» Record list:

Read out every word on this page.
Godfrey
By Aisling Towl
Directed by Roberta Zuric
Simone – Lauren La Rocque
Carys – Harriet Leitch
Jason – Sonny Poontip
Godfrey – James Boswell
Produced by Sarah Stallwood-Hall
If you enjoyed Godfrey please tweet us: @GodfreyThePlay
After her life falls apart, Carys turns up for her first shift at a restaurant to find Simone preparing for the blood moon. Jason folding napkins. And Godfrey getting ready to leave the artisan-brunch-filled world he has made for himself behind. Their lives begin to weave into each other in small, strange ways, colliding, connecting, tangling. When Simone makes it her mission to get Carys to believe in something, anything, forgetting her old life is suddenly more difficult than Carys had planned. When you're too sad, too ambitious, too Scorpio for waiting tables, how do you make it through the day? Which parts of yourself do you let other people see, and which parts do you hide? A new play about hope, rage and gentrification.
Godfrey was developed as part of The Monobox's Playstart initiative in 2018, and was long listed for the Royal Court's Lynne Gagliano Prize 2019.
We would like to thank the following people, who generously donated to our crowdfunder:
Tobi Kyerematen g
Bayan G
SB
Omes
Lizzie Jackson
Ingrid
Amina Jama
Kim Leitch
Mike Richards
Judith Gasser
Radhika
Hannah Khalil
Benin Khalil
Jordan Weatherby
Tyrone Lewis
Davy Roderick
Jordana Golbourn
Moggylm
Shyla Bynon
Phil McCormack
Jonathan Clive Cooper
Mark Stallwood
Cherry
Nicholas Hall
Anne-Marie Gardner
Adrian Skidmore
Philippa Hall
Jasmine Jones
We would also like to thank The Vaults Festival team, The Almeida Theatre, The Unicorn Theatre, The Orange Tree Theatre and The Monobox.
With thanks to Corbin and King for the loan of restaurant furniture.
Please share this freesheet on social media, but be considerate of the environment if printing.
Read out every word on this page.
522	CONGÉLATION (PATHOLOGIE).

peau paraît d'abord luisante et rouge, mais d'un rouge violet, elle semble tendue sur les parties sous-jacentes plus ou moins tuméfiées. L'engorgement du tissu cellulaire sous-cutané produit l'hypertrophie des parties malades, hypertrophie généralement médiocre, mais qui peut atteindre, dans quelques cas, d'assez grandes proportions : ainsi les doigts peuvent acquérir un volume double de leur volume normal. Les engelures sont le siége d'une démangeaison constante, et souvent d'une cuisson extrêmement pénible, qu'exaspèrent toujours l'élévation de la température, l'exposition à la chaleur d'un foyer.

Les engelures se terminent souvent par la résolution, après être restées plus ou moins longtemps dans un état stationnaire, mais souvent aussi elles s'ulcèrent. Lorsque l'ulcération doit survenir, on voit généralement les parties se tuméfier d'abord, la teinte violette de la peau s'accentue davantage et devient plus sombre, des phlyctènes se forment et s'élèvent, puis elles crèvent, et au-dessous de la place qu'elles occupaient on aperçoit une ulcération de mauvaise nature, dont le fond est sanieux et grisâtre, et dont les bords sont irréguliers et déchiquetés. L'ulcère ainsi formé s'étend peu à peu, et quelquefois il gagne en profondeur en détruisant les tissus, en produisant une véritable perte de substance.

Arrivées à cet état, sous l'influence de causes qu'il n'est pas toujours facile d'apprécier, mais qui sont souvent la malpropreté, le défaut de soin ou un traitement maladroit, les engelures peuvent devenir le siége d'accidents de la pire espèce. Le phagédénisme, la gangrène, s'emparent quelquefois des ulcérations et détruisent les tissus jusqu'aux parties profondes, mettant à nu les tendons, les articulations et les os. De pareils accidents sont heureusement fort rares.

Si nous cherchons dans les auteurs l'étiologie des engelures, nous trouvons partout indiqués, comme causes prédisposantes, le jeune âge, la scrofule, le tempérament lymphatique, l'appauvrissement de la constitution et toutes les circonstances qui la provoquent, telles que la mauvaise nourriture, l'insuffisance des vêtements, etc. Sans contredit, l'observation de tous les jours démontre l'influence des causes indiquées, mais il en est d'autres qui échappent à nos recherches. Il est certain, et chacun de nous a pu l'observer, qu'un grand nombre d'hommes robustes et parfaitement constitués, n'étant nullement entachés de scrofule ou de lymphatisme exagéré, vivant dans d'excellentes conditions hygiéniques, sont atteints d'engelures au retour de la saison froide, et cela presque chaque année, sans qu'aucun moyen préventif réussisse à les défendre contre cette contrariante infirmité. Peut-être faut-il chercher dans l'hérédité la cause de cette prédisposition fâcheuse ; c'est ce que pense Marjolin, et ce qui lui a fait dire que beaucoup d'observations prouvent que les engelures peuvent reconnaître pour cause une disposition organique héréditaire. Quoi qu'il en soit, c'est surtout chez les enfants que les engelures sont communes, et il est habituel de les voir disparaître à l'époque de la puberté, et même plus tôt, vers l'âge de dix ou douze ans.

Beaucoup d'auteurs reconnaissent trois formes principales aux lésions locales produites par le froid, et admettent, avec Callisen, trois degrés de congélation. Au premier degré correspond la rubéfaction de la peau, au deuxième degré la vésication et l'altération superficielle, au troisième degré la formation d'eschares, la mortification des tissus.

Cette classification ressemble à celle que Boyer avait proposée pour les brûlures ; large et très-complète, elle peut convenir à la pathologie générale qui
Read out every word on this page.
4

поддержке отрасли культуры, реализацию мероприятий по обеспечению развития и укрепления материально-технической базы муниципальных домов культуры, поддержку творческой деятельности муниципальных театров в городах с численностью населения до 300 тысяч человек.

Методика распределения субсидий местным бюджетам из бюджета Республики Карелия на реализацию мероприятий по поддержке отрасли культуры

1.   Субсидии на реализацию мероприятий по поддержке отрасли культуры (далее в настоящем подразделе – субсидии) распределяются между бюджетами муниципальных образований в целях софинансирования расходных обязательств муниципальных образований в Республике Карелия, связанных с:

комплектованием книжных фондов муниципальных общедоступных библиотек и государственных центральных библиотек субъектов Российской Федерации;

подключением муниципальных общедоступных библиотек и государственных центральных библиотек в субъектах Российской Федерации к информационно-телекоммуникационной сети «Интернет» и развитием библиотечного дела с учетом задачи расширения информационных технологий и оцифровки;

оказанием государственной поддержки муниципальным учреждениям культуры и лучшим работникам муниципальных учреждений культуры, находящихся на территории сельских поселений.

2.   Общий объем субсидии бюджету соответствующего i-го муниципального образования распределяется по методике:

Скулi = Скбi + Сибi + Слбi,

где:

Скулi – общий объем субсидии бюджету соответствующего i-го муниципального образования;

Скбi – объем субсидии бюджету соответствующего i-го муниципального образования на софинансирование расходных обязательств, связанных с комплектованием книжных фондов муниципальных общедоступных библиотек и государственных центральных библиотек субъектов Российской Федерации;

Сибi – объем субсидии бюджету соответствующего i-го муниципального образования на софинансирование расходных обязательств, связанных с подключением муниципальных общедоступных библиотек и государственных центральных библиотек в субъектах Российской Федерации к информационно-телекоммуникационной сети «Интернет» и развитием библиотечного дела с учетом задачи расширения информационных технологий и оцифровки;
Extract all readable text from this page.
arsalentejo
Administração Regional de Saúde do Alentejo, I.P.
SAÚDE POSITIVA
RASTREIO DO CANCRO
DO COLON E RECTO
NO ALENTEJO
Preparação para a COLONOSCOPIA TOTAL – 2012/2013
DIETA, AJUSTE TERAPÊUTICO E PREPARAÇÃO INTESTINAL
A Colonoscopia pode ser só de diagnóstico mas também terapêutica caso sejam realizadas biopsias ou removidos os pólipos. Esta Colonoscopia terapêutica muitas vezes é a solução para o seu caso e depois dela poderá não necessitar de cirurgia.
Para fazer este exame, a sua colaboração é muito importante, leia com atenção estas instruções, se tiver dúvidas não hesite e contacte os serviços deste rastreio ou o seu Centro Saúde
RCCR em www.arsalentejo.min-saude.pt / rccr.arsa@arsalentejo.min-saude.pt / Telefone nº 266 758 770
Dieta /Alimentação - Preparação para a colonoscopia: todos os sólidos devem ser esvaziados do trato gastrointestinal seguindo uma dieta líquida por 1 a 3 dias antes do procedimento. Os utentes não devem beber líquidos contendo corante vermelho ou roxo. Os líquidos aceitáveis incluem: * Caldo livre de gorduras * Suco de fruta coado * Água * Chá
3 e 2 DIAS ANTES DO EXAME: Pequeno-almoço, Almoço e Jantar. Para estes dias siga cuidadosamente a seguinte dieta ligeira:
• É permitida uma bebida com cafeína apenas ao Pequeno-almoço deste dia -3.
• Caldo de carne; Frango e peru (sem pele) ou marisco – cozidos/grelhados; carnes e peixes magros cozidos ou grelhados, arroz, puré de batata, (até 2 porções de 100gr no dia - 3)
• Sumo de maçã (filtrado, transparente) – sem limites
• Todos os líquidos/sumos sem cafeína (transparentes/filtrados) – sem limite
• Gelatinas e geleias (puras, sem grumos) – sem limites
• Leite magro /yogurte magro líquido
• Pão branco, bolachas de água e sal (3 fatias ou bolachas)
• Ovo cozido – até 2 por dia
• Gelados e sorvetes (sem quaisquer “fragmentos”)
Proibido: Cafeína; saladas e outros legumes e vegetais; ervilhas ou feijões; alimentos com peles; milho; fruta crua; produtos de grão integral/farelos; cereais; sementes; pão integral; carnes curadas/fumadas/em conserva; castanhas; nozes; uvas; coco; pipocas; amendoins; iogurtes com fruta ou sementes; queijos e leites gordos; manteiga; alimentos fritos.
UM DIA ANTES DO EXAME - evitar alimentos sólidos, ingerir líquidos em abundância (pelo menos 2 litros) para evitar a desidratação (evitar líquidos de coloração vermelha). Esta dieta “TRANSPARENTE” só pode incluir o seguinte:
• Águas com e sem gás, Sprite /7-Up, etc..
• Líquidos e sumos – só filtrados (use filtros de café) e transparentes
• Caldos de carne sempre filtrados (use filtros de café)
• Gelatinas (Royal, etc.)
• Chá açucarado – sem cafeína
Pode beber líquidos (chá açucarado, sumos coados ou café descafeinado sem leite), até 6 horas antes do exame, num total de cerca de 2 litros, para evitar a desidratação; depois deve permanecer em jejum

» Set problem: List all lines in the material containing the string "комплектованием".

» Response to the exercise:
комплектованием книжных фондов муниципальных общедоступных библиотек и государственных центральных библиотек субъектов Российской Федерации;
Скбi – объем субсидии бюджету соответствующего i-го муниципального образования на софинансирование расходных обязательств, связанных с комплектованием книжных фондов муниципальных общедоступных библиотек и государственных центральных библиотек субъектов Российской Федерации;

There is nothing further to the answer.